### Text extract
I hate that this argument comes up year after year. A cutoff time is needed for such a short season, but these people pretending that June 1 is so much fairer than say August 1 crack me up. It’s 2 sides of the same coin, the only difference is whose kid will be disadvantaged. All meets are automated, there is no issue with age ups, you just set the software appropriately. All of our swimmers are in the system with their age as of the age up date. So we have 11 year olds that still show up in heat sheets as 10 since that was their age on June 1. If you went with age on the day of the meet the program would account for that, same with if you went with age as of August 1. |
Lots of low age winners throughout the MCSL who are actually the lower age.

### Exercise brief
Output the swim meet age cutoff comment verbatim, from "I hate that" to "the lower age.".

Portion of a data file
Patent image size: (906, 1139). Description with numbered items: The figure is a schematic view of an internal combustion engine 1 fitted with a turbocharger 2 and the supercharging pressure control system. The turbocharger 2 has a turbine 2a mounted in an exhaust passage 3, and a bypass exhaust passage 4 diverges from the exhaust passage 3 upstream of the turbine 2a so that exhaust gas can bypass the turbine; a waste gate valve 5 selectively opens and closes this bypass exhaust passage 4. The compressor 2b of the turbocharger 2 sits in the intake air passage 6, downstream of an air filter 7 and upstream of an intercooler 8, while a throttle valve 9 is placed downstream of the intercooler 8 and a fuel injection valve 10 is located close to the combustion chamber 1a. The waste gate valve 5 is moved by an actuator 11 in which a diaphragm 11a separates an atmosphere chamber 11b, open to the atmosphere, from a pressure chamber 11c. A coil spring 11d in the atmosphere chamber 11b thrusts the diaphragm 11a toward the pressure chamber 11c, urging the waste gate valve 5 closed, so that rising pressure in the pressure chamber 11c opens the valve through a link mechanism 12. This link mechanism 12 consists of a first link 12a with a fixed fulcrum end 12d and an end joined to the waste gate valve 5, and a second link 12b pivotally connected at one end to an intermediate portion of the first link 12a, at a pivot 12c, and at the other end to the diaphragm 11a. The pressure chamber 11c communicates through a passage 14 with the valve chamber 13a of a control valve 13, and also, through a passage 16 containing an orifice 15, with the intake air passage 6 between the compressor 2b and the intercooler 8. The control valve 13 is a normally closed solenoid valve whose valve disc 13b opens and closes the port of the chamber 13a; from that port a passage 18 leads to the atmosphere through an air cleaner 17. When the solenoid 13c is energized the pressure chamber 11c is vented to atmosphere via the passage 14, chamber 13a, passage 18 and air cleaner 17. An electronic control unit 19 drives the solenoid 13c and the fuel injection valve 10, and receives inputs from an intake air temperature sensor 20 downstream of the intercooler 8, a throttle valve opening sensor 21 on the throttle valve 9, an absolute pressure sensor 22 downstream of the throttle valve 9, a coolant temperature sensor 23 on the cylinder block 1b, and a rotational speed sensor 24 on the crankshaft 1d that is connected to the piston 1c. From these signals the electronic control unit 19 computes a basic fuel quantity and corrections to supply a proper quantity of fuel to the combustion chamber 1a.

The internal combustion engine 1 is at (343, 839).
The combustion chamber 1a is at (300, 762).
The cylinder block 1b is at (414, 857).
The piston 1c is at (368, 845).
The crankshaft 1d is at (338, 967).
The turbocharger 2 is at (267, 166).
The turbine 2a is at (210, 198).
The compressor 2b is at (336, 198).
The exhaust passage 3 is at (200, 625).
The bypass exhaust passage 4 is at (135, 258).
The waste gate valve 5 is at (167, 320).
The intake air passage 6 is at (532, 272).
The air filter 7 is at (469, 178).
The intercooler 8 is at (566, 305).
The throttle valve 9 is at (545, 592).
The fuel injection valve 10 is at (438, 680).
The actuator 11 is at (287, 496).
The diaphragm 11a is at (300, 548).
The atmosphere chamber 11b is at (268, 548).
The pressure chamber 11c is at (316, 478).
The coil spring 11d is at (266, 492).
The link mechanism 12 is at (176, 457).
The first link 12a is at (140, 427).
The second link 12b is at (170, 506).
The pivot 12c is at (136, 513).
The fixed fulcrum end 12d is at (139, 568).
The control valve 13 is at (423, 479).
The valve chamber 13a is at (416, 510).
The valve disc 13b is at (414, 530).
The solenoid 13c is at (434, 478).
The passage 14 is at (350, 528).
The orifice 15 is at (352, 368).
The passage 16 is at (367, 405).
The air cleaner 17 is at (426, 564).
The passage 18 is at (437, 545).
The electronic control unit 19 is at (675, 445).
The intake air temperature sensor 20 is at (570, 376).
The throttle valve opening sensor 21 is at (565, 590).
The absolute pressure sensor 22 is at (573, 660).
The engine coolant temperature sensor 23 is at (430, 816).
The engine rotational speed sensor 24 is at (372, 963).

### Correct answer
I hate that this argument comes up year after year. A cutoff time is needed for such a short season, but these people pretending that June 1 is so much fairer than say August 1 crack me up. It’s 2 sides of the same coin, the only difference is whose kid will be disadvantaged. All meets are automated, there is no issue with age ups, you just set the software appropriately. All of our swimmers are in the system with their age as of the age up date. So we have 11 year olds that still show up in heat sheets as 10 since that was their age on June 1. If you went with age on the day of the meet the program would account for that, same with if you went with age as of August 1. |
Lots of low age winners throughout the MCSL who are actually the lower age.